What the exercise asks: Can the data below be set down again exactly, line for line?

+++ Supplied data

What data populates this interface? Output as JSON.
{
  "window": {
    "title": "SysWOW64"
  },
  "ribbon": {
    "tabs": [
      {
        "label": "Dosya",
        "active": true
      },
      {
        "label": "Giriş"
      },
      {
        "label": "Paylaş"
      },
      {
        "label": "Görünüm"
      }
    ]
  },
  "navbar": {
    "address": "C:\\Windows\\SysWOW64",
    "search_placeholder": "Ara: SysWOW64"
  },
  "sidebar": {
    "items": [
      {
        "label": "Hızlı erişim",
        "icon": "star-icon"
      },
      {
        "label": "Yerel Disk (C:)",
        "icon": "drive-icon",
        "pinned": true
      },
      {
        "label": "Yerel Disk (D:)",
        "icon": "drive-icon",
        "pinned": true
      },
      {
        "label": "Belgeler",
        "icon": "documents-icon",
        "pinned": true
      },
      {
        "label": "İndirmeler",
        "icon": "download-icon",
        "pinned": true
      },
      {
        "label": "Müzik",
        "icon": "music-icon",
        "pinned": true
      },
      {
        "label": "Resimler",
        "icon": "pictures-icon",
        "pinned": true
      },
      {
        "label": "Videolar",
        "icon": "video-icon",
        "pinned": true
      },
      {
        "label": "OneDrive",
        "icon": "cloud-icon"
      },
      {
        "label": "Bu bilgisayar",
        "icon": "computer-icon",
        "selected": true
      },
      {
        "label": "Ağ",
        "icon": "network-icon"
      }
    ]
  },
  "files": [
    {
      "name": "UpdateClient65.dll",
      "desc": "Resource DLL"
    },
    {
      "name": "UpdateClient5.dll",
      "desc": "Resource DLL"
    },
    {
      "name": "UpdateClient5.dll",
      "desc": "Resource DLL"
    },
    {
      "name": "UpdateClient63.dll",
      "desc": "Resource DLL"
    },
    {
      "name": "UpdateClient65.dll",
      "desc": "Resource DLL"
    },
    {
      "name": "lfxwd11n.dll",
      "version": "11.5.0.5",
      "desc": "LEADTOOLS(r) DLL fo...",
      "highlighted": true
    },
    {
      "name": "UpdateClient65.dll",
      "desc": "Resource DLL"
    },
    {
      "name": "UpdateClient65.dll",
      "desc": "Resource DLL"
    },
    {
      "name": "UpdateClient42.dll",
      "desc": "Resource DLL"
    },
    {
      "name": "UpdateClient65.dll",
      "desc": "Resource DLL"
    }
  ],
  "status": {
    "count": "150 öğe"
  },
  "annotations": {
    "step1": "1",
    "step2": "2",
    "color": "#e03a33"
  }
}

++++++

Answer to this exercise:
What data populates this interface? Output as JSON.
{
  "window": {
    "title": "SysWOW64"
  },
  "ribbon": {
    "tabs": [
      {
        "label": "Dosya",
        "active": true
      },
      {
        "label": "Giriş"
      },
      {
        "label": "Paylaş"
      },
      {
        "label": "Görünüm"
      }
    ]
  },
  "navbar": {
    "address": "C:\\Windows\\SysWOW64",
    "search_placeholder": "Ara: SysWOW64"
  },
  "sidebar": {
    "items": [
      {
        "label": "Hızlı erişim",
        "icon": "star-icon"
      },
      {
        "label": "Yerel Disk (C:)",
        "icon": "drive-icon",
        "pinned": true
      },
      {
        "label": "Yerel Disk (D:)",
        "icon": "drive-icon",
        "pinned": true
      },
      {
        "label": "Belgeler",
        "icon": "documents-icon",
        "pinned": true
      },
      {
        "label": "İndirmeler",
        "icon": "download-icon",
        "pinned": true
      },
      {
        "label": "Müzik",
        "icon": "music-icon",
        "pinned": true
      },
      {
        "label": "Resimler",
        "icon": "pictures-icon",
        "pinned": true
      },
      {
        "label": "Videolar",
        "icon": "video-icon",
        "pinned": true
      },
      {
        "label": "OneDrive",
        "icon": "cloud-icon"
      },
      {
        "label": "Bu bilgisayar",
        "icon": "computer-icon",
        "selected": true
      },
      {
        "label": "Ağ",
        "icon": "network-icon"
      }
    ]
  },
  "files": [
    {
      "name": "UpdateClient65.dll",
      "desc": "Resource DLL"
    },
    {
      "name": "UpdateClient5.dll",
      "desc": "Resource DLL"
    },
    {
      "name": "UpdateClient5.dll",
      "desc": "Resource DLL"
    },
    {
      "name": "UpdateClient63.dll",
      "desc": "Resource DLL"
    },
    {
      "name": "UpdateClient65.dll",
      "desc": "Resource DLL"
    },
    {
      "name": "lfxwd11n.dll",
      "version": "11.5.0.5",
      "desc": "LEADTOOLS(r) DLL fo...",
      "highlighted": true
    },
    {
      "name": "UpdateClient65.dll",
      "desc": "Resource DLL"
    },
    {
      "name": "UpdateClient65.dll",
      "desc": "Resource DLL"
    },
    {
      "name": "UpdateClient42.dll",
      "desc": "Resource DLL"
    },
    {
      "name": "UpdateClient65.dll",
      "desc": "Resource DLL"
    }
  ],
  "status": {
    "count": "150 öğe"
  },
  "annotations": {
    "step1": "1",
    "step2": "2",
    "color": "#e03a33"
  }
}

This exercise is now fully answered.